▸ TASK DIRECTIONS:
Make an exact copy of all the material below, apart from the pictures.
-- START INFORMATION SUPPLIED --
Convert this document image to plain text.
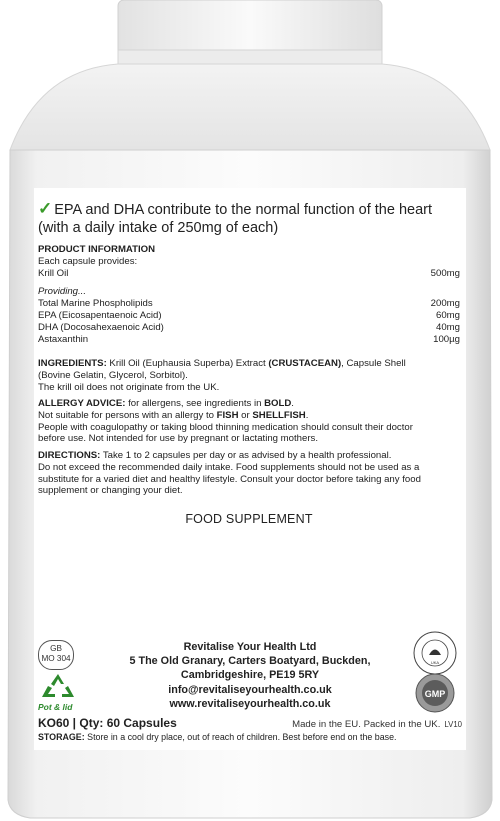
✓ EPA and DHA contribute to the normal function of the heart
(with a daily intake of 250mg of each)
PRODUCT INFORMATION
Each capsule provides:
Krill Oil	500mg
Providing...
Total Marine Phospholipids	200mg
EPA (Eicosapentaenoic Acid)	60mg
DHA (Docosahexaenoic Acid)	40mg
Astaxanthin	100µg
INGREDIENTS: Krill Oil (Euphausia Superba) Extract (CRUSTACEAN), Capsule Shell
(Bovine Gelatin, Glycerol, Sorbitol).
The krill oil does not originate from the UK.
ALLERGY ADVICE: for allergens, see ingredients in BOLD.
Not suitable for persons with an allergy to FISH or SHELLFISH.
People with coagulopathy or taking blood thinning medication should consult their doctor
before use. Not intended for use by pregnant or lactating mothers.
DIRECTIONS: Take 1 to 2 capsules per day or as advised by a health professional.
Do not exceed the recommended daily intake. Food supplements should not be used as a
substitute for a varied diet and healthy lifestyle. Consult your doctor before taking any food
supplement or changing your diet.
FOOD SUPPLEMENT
GB
MO 304
Pot & lid
Revitalise Your Health Ltd
5 The Old Granary, Carters Boatyard, Buckden,
Cambridgeshire, PE19 5RY
info@revitaliseyourhealth.co.uk
www.revitaliseyourhealth.co.uk
UKA
GMP
KO60 | Qty: 60 Capsules	Made in the EU. Packed in the UK. LV10
STORAGE: Store in a cool dry place, out of reach of children. Best before end on the base.
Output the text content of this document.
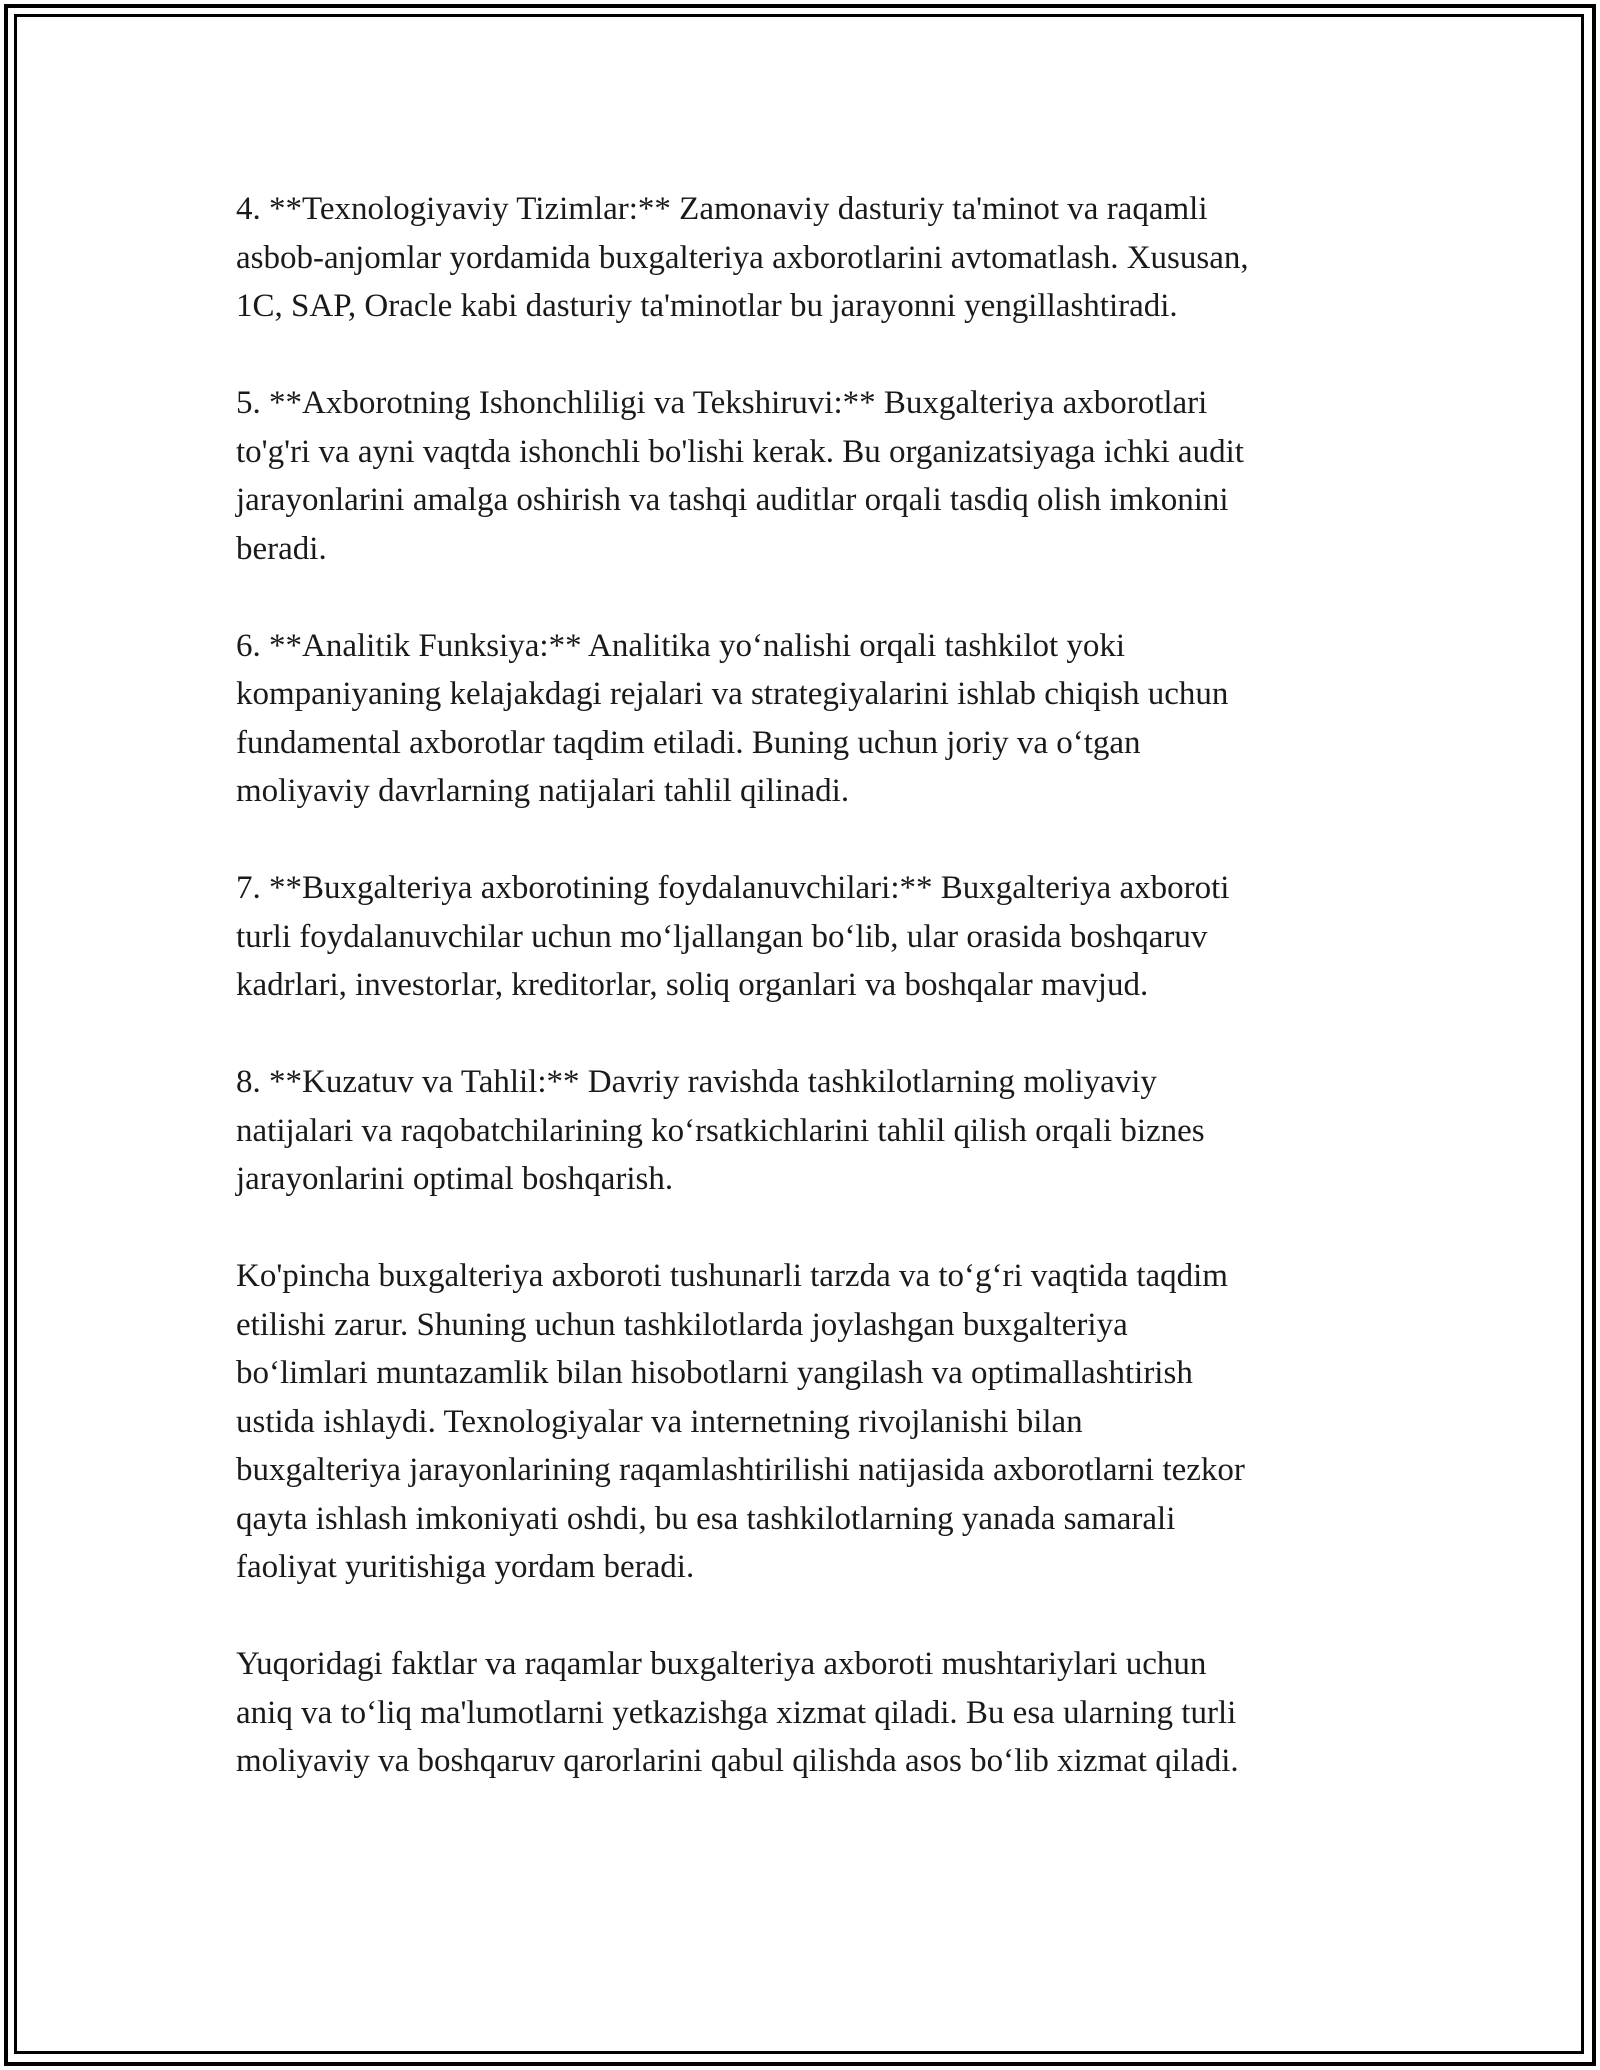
4. **Texnologiyaviy Tizimlar:** Zamonaviy dasturiy ta'minot va raqamli
asbob-anjomlar yordamida buxgalteriya axborotlarini avtomatlash. Xususan,
1C, SAP, Oracle kabi dasturiy ta'minotlar bu jarayonni yengillashtiradi.

5. **Axborotning Ishonchliligi va Tekshiruvi:** Buxgalteriya axborotlari
to'g'ri va ayni vaqtda ishonchli bo'lishi kerak. Bu organizatsiyaga ichki audit
jarayonlarini amalga oshirish va tashqi auditlar orqali tasdiq olish imkonini
beradi.

6. **Analitik Funksiya:** Analitika yo‘nalishi orqali tashkilot yoki
kompaniyaning kelajakdagi rejalari va strategiyalarini ishlab chiqish uchun
fundamental axborotlar taqdim etiladi. Buning uchun joriy va o‘tgan
moliyaviy davrlarning natijalari tahlil qilinadi.

7. **Buxgalteriya axborotining foydalanuvchilari:** Buxgalteriya axboroti
turli foydalanuvchilar uchun mo‘ljallangan bo‘lib, ular orasida boshqaruv
kadrlari, investorlar, kreditorlar, soliq organlari va boshqalar mavjud.

8. **Kuzatuv va Tahlil:** Davriy ravishda tashkilotlarning moliyaviy
natijalari va raqobatchilarining ko‘rsatkichlarini tahlil qilish orqali biznes
jarayonlarini optimal boshqarish.

Ko'pincha buxgalteriya axboroti tushunarli tarzda va to‘g‘ri vaqtida taqdim
etilishi zarur. Shuning uchun tashkilotlarda joylashgan buxgalteriya
bo‘limlari muntazamlik bilan hisobotlarni yangilash va optimallashtirish
ustida ishlaydi. Texnologiyalar va internetning rivojlanishi bilan
buxgalteriya jarayonlarining raqamlashtirilishi natijasida axborotlarni tezkor
qayta ishlash imkoniyati oshdi, bu esa tashkilotlarning yanada samarali
faoliyat yuritishiga yordam beradi.

Yuqoridagi faktlar va raqamlar buxgalteriya axboroti mushtariylari uchun
aniq va to‘liq ma'lumotlarni yetkazishga xizmat qiladi. Bu esa ularning turli
moliyaviy va boshqaruv qarorlarini qabul qilishda asos bo‘lib xizmat qiladi.
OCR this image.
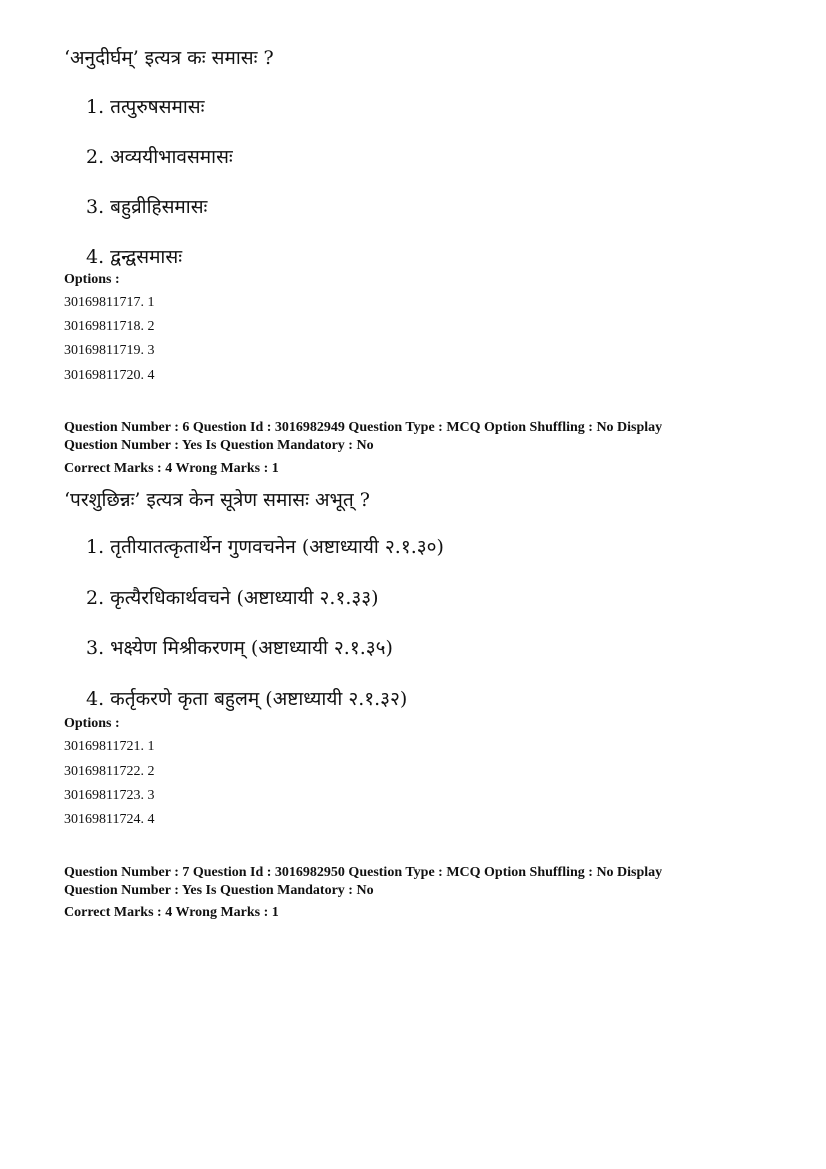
‘अनुदीर्घम्’ इत्यत्र कः समासः ?
1. तत्पुरुषसमासः
2. अव्ययीभावसमासः
3. बहुव्रीहिसमासः
4. द्वन्द्वसमासः
Options :
30169811717. 1
30169811718. 2
30169811719. 3
30169811720. 4
Question Number : 6 Question Id : 3016982949 Question Type : MCQ Option Shuffling : No Display
Question Number : Yes Is Question Mandatory : No
Correct Marks : 4 Wrong Marks : 1
‘परशुछिन्नः’ इत्यत्र केन सूत्रेण समासः अभूत् ?
1. तृतीयातत्कृतार्थेन गुणवचनेन (अष्टाध्यायी २.१.३०)
2. कृत्यैरधिकार्थवचने (अष्टाध्यायी २.१.३३)
3. भक्ष्येण मिश्रीकरणम् (अष्टाध्यायी २.१.३५)
4. कर्तृकरणे कृता बहुलम् (अष्टाध्यायी २.१.३२)
Options :
30169811721. 1
30169811722. 2
30169811723. 3
30169811724. 4
Question Number : 7 Question Id : 3016982950 Question Type : MCQ Option Shuffling : No Display
Question Number : Yes Is Question Mandatory : No
Correct Marks : 4 Wrong Marks : 1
-- END INFORMATION SUPPLIED --
▸ FINISHED TASK:
Convert this document image to plain text.
✓ EPA and DHA contribute to the normal function of the heart
(with a daily intake of 250mg of each)
PRODUCT INFORMATION
Each capsule provides:
Krill Oil	500mg
Providing...
Total Marine Phospholipids	200mg
EPA (Eicosapentaenoic Acid)	60mg
DHA (Docosahexaenoic Acid)	40mg
Astaxanthin	100µg
INGREDIENTS: Krill Oil (Euphausia Superba) Extract (CRUSTACEAN), Capsule Shell
(Bovine Gelatin, Glycerol, Sorbitol).
The krill oil does not originate from the UK.
ALLERGY ADVICE: for allergens, see ingredients in BOLD.
Not suitable for persons with an allergy to FISH or SHELLFISH.
People with coagulopathy or taking blood thinning medication should consult their doctor
before use. Not intended for use by pregnant or lactating mothers.
DIRECTIONS: Take 1 to 2 capsules per day or as advised by a health professional.
Do not exceed the recommended daily intake. Food supplements should not be used as a
substitute for a varied diet and healthy lifestyle. Consult your doctor before taking any food
supplement or changing your diet.
FOOD SUPPLEMENT
GB
MO 304
Pot & lid
Revitalise Your Health Ltd
5 The Old Granary, Carters Boatyard, Buckden,
Cambridgeshire, PE19 5RY
info@revitaliseyourhealth.co.uk
www.revitaliseyourhealth.co.uk
UKA
GMP
KO60 | Qty: 60 Capsules	Made in the EU. Packed in the UK. LV10
STORAGE: Store in a cool dry place, out of reach of children. Best before end on the base.
Output the text content of this document.
4. **Texnologiyaviy Tizimlar:** Zamonaviy dasturiy ta'minot va raqamli
asbob-anjomlar yordamida buxgalteriya axborotlarini avtomatlash. Xususan,
1C, SAP, Oracle kabi dasturiy ta'minotlar bu jarayonni yengillashtiradi.

5. **Axborotning Ishonchliligi va Tekshiruvi:** Buxgalteriya axborotlari
to'g'ri va ayni vaqtda ishonchli bo'lishi kerak. Bu organizatsiyaga ichki audit
jarayonlarini amalga oshirish va tashqi auditlar orqali tasdiq olish imkonini
beradi.

6. **Analitik Funksiya:** Analitika yo‘nalishi orqali tashkilot yoki
kompaniyaning kelajakdagi rejalari va strategiyalarini ishlab chiqish uchun
fundamental axborotlar taqdim etiladi. Buning uchun joriy va o‘tgan
moliyaviy davrlarning natijalari tahlil qilinadi.

7. **Buxgalteriya axborotining foydalanuvchilari:** Buxgalteriya axboroti
turli foydalanuvchilar uchun mo‘ljallangan bo‘lib, ular orasida boshqaruv
kadrlari, investorlar, kreditorlar, soliq organlari va boshqalar mavjud.

8. **Kuzatuv va Tahlil:** Davriy ravishda tashkilotlarning moliyaviy
natijalari va raqobatchilarining ko‘rsatkichlarini tahlil qilish orqali biznes
jarayonlarini optimal boshqarish.

Ko'pincha buxgalteriya axboroti tushunarli tarzda va to‘g‘ri vaqtida taqdim
etilishi zarur. Shuning uchun tashkilotlarda joylashgan buxgalteriya
bo‘limlari muntazamlik bilan hisobotlarni yangilash va optimallashtirish
ustida ishlaydi. Texnologiyalar va internetning rivojlanishi bilan
buxgalteriya jarayonlarining raqamlashtirilishi natijasida axborotlarni tezkor
qayta ishlash imkoniyati oshdi, bu esa tashkilotlarning yanada samarali
faoliyat yuritishiga yordam beradi.

Yuqoridagi faktlar va raqamlar buxgalteriya axboroti mushtariylari uchun
aniq va to‘liq ma'lumotlarni yetkazishga xizmat qiladi. Bu esa ularning turli
moliyaviy va boshqaruv qarorlarini qabul qilishda asos bo‘lib xizmat qiladi.
OCR this image.
‘अनुदीर्घम्’ इत्यत्र कः समासः ?
1. तत्पुरुषसमासः
2. अव्ययीभावसमासः
3. बहुव्रीहिसमासः
4. द्वन्द्वसमासः
Options :
30169811717. 1
30169811718. 2
30169811719. 3
30169811720. 4
Question Number : 6 Question Id : 3016982949 Question Type : MCQ Option Shuffling : No Display
Question Number : Yes Is Question Mandatory : No
Correct Marks : 4 Wrong Marks : 1
‘परशुछिन्नः’ इत्यत्र केन सूत्रेण समासः अभूत् ?
1. तृतीयातत्कृतार्थेन गुणवचनेन (अष्टाध्यायी २.१.३०)
2. कृत्यैरधिकार्थवचने (अष्टाध्यायी २.१.३३)
3. भक्ष्येण मिश्रीकरणम् (अष्टाध्यायी २.१.३५)
4. कर्तृकरणे कृता बहुलम् (अष्टाध्यायी २.१.३२)
Options :
30169811721. 1
30169811722. 2
30169811723. 3
30169811724. 4
Question Number : 7 Question Id : 3016982950 Question Type : MCQ Option Shuffling : No Display
Question Number : Yes Is Question Mandatory : No
Correct Marks : 4 Wrong Marks : 1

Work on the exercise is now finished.